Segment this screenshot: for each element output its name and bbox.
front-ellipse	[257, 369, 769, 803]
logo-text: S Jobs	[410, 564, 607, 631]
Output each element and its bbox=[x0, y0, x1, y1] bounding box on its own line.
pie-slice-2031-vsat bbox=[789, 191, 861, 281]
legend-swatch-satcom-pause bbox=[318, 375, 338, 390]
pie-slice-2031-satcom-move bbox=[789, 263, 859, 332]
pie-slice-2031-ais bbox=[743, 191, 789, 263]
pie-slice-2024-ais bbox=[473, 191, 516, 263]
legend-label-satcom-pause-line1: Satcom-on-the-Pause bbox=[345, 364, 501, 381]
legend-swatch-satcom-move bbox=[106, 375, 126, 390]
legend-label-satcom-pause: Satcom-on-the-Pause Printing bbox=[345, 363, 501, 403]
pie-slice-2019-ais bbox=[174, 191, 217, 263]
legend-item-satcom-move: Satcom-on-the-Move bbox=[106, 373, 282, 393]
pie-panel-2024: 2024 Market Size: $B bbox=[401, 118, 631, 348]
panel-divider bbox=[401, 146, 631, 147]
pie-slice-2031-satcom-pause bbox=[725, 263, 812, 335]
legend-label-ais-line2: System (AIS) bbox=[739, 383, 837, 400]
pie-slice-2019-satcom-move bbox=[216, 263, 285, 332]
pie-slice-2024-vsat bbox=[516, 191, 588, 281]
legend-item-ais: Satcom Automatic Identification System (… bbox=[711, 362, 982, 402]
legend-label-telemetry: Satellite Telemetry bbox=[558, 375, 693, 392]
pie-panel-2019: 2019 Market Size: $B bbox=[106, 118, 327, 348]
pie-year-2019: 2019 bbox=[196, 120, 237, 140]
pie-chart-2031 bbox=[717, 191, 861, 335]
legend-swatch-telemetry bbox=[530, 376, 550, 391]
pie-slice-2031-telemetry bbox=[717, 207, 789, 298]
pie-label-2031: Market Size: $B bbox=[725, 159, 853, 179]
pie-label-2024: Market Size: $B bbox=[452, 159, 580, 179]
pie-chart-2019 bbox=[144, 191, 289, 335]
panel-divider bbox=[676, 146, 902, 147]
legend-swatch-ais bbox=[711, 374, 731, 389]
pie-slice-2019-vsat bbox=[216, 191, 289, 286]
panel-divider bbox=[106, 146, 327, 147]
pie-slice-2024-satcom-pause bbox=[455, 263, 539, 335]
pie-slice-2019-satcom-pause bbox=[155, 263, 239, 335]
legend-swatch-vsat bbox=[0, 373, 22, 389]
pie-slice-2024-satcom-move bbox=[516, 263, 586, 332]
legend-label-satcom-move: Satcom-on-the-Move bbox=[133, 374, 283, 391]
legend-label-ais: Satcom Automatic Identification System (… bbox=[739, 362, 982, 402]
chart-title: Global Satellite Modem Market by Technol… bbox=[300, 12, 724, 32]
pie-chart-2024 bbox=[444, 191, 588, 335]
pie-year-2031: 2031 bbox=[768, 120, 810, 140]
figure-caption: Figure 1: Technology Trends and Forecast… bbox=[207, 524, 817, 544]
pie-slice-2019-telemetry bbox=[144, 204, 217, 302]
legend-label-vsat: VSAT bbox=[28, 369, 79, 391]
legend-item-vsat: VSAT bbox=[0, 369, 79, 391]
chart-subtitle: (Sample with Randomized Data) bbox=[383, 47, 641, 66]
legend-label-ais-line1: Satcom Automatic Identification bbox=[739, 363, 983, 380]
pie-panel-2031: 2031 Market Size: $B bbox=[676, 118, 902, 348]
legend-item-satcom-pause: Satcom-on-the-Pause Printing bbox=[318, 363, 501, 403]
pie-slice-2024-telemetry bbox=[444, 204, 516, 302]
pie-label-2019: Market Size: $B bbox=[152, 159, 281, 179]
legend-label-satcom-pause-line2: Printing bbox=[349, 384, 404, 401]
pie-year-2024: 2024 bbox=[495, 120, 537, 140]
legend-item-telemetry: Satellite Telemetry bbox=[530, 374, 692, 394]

**Work to complete**
Reproduce the listing above line for line, with no changes.

**Full solution**
Segment this screenshot: for each element output its name and bbox.
front-ellipse	[257, 369, 769, 803]
logo-text: S Jobs	[410, 564, 607, 631]
Output each element and its bbox=[x0, y0, x1, y1] bounding box on its own line.
pie-slice-2031-vsat bbox=[789, 191, 861, 281]
legend-swatch-satcom-pause bbox=[318, 375, 338, 390]
pie-slice-2031-satcom-move bbox=[789, 263, 859, 332]
pie-slice-2031-ais bbox=[743, 191, 789, 263]
pie-slice-2024-ais bbox=[473, 191, 516, 263]
legend-label-satcom-pause-line1: Satcom-on-the-Pause bbox=[345, 364, 501, 381]
legend-swatch-satcom-move bbox=[106, 375, 126, 390]
legend-label-satcom-pause: Satcom-on-the-Pause Printing bbox=[345, 363, 501, 403]
pie-slice-2019-ais bbox=[174, 191, 217, 263]
legend-item-satcom-move: Satcom-on-the-Move bbox=[106, 373, 282, 393]
pie-panel-2024: 2024 Market Size: $B bbox=[401, 118, 631, 348]
panel-divider bbox=[401, 146, 631, 147]
pie-slice-2031-satcom-pause bbox=[725, 263, 812, 335]
legend-label-ais-line2: System (AIS) bbox=[739, 383, 837, 400]
pie-slice-2019-satcom-move bbox=[216, 263, 285, 332]
pie-slice-2024-vsat bbox=[516, 191, 588, 281]
legend-item-ais: Satcom Automatic Identification System (… bbox=[711, 362, 982, 402]
legend-label-telemetry: Satellite Telemetry bbox=[558, 375, 693, 392]
pie-panel-2019: 2019 Market Size: $B bbox=[106, 118, 327, 348]
pie-year-2019: 2019 bbox=[196, 120, 237, 140]
pie-chart-2031 bbox=[717, 191, 861, 335]
legend-swatch-telemetry bbox=[530, 376, 550, 391]
pie-slice-2031-telemetry bbox=[717, 207, 789, 298]
pie-label-2031: Market Size: $B bbox=[725, 159, 853, 179]
pie-label-2024: Market Size: $B bbox=[452, 159, 580, 179]
pie-chart-2019 bbox=[144, 191, 289, 335]
panel-divider bbox=[676, 146, 902, 147]
legend-swatch-ais bbox=[711, 374, 731, 389]
pie-slice-2019-vsat bbox=[216, 191, 289, 286]
panel-divider bbox=[106, 146, 327, 147]
pie-slice-2024-satcom-pause bbox=[455, 263, 539, 335]
pie-slice-2019-satcom-pause bbox=[155, 263, 239, 335]
legend-swatch-vsat bbox=[0, 373, 22, 389]
pie-slice-2024-satcom-move bbox=[516, 263, 586, 332]
legend-label-satcom-move: Satcom-on-the-Move bbox=[133, 374, 283, 391]
legend-label-ais: Satcom Automatic Identification System (… bbox=[739, 362, 982, 402]
chart-title: Global Satellite Modem Market by Technol… bbox=[300, 12, 724, 32]
pie-chart-2024 bbox=[444, 191, 588, 335]
pie-year-2031: 2031 bbox=[768, 120, 810, 140]
figure-caption: Figure 1: Technology Trends and Forecast… bbox=[207, 524, 817, 544]
pie-slice-2019-telemetry bbox=[144, 204, 217, 302]
legend-label-vsat: VSAT bbox=[28, 369, 79, 391]
legend-item-vsat: VSAT bbox=[0, 369, 79, 391]
chart-subtitle: (Sample with Randomized Data) bbox=[383, 47, 641, 66]
legend-label-ais-line1: Satcom Automatic Identification bbox=[739, 363, 983, 380]
pie-panel-2031: 2031 Market Size: $B bbox=[676, 118, 902, 348]
legend-item-satcom-pause: Satcom-on-the-Pause Printing bbox=[318, 363, 501, 403]
pie-slice-2024-telemetry bbox=[444, 204, 516, 302]
pie-label-2019: Market Size: $B bbox=[152, 159, 281, 179]
legend-label-satcom-pause-line2: Printing bbox=[349, 384, 404, 401]
pie-year-2024: 2024 bbox=[495, 120, 537, 140]
legend-item-telemetry: Satellite Telemetry bbox=[530, 374, 692, 394]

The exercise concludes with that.